— Start of RECORDS FOR THE EXERCISE —

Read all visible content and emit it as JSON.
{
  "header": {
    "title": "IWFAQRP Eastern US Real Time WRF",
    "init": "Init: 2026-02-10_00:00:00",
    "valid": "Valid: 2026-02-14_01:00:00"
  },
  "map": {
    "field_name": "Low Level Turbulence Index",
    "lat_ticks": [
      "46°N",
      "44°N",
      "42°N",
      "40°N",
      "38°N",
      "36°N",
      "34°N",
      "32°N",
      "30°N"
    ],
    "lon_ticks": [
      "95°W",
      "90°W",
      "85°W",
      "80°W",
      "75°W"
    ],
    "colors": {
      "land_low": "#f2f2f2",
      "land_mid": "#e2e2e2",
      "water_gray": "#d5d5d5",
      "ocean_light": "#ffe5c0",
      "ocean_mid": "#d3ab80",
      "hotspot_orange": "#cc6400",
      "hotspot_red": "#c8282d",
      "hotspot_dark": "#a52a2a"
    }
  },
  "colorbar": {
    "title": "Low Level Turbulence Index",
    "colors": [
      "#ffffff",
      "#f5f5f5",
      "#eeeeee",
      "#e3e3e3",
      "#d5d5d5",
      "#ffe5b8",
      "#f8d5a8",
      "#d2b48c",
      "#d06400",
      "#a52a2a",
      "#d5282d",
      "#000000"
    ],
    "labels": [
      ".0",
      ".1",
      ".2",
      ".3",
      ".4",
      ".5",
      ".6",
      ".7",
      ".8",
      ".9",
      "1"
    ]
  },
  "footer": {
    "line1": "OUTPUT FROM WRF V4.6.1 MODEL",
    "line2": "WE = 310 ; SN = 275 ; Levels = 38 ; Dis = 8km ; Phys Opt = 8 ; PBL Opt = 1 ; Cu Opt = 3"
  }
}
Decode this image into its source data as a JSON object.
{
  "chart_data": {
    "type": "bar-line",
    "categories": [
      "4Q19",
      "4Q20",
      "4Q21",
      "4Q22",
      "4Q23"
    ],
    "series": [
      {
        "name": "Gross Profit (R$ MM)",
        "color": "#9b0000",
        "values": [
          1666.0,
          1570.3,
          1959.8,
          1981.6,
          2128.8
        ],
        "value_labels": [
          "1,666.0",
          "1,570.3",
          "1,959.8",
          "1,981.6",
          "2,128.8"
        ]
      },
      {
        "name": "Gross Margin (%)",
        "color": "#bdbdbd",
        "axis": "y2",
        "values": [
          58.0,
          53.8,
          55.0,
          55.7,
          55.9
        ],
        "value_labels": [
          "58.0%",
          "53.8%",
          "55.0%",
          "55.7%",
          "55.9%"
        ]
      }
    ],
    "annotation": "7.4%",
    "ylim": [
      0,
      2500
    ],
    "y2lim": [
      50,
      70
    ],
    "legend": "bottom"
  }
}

— End of RECORDS FOR THE EXERCISE —

EXERCISE TASK: Output all of the material, please, exactly as it stands.

RESULT OF THE EXERCISE:
Read all visible content and emit it as JSON.
{
  "header": {
    "title": "IWFAQRP Eastern US Real Time WRF",
    "init": "Init: 2026-02-10_00:00:00",
    "valid": "Valid: 2026-02-14_01:00:00"
  },
  "map": {
    "field_name": "Low Level Turbulence Index",
    "lat_ticks": [
      "46°N",
      "44°N",
      "42°N",
      "40°N",
      "38°N",
      "36°N",
      "34°N",
      "32°N",
      "30°N"
    ],
    "lon_ticks": [
      "95°W",
      "90°W",
      "85°W",
      "80°W",
      "75°W"
    ],
    "colors": {
      "land_low": "#f2f2f2",
      "land_mid": "#e2e2e2",
      "water_gray": "#d5d5d5",
      "ocean_light": "#ffe5c0",
      "ocean_mid": "#d3ab80",
      "hotspot_orange": "#cc6400",
      "hotspot_red": "#c8282d",
      "hotspot_dark": "#a52a2a"
    }
  },
  "colorbar": {
    "title": "Low Level Turbulence Index",
    "colors": [
      "#ffffff",
      "#f5f5f5",
      "#eeeeee",
      "#e3e3e3",
      "#d5d5d5",
      "#ffe5b8",
      "#f8d5a8",
      "#d2b48c",
      "#d06400",
      "#a52a2a",
      "#d5282d",
      "#000000"
    ],
    "labels": [
      ".0",
      ".1",
      ".2",
      ".3",
      ".4",
      ".5",
      ".6",
      ".7",
      ".8",
      ".9",
      "1"
    ]
  },
  "footer": {
    "line1": "OUTPUT FROM WRF V4.6.1 MODEL",
    "line2": "WE = 310 ; SN = 275 ; Levels = 38 ; Dis = 8km ; Phys Opt = 8 ; PBL Opt = 1 ; Cu Opt = 3"
  }
}
Decode this image into its source data as a JSON object.
{
  "chart_data": {
    "type": "bar-line",
    "categories": [
      "4Q19",
      "4Q20",
      "4Q21",
      "4Q22",
      "4Q23"
    ],
    "series": [
      {
        "name": "Gross Profit (R$ MM)",
        "color": "#9b0000",
        "values": [
          1666.0,
          1570.3,
          1959.8,
          1981.6,
          2128.8
        ],
        "value_labels": [
          "1,666.0",
          "1,570.3",
          "1,959.8",
          "1,981.6",
          "2,128.8"
        ]
      },
      {
        "name": "Gross Margin (%)",
        "color": "#bdbdbd",
        "axis": "y2",
        "values": [
          58.0,
          53.8,
          55.0,
          55.7,
          55.9
        ],
        "value_labels": [
          "58.0%",
          "53.8%",
          "55.0%",
          "55.7%",
          "55.9%"
        ]
      }
    ],
    "annotation": "7.4%",
    "ylim": [
      0,
      2500
    ],
    "y2lim": [
      50,
      70
    ],
    "legend": "bottom"
  }
}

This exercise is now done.